Task brief —
Wherever the word "attention" turns up in a line of the entries, copy that line.

-------- Record excerpts --------

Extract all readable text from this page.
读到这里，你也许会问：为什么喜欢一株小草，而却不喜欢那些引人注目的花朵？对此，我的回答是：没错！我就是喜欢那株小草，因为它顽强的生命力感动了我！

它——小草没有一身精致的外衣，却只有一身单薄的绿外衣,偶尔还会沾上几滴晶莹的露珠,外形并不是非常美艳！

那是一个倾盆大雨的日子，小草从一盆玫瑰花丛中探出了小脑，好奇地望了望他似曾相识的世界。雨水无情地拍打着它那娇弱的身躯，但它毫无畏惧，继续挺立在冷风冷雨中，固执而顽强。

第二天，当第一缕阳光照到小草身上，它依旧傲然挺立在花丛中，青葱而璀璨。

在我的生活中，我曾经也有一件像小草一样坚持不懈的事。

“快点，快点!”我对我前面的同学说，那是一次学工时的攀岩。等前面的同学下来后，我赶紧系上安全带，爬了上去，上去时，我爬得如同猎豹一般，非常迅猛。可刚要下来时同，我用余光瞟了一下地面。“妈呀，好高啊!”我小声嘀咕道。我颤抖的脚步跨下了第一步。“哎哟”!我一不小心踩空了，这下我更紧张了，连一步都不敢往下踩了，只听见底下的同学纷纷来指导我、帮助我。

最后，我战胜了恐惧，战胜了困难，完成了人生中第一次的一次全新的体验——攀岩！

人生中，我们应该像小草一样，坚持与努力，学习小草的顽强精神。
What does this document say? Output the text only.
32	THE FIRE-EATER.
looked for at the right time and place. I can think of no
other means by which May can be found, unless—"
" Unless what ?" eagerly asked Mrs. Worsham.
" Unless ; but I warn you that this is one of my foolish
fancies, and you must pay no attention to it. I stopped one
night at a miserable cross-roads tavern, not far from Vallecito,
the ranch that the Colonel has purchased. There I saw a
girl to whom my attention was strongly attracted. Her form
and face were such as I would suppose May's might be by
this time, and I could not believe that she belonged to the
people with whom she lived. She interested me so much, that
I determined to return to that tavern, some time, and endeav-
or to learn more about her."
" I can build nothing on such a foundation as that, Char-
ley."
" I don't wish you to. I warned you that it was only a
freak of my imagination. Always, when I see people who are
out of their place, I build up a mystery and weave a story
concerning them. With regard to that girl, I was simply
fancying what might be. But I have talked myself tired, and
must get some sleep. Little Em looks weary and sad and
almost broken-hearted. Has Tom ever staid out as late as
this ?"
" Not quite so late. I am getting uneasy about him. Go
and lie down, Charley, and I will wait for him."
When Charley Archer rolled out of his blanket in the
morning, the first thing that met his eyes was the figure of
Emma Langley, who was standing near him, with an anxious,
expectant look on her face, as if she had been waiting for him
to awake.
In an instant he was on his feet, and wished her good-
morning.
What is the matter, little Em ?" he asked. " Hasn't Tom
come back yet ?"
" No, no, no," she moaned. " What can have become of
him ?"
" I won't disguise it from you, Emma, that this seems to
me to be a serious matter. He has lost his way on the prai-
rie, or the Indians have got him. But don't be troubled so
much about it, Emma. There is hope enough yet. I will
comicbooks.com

--------

Complete answer —
fancies, and you must pay no attention to it. I stopped one
girl to whom my attention was strongly attracted. Her form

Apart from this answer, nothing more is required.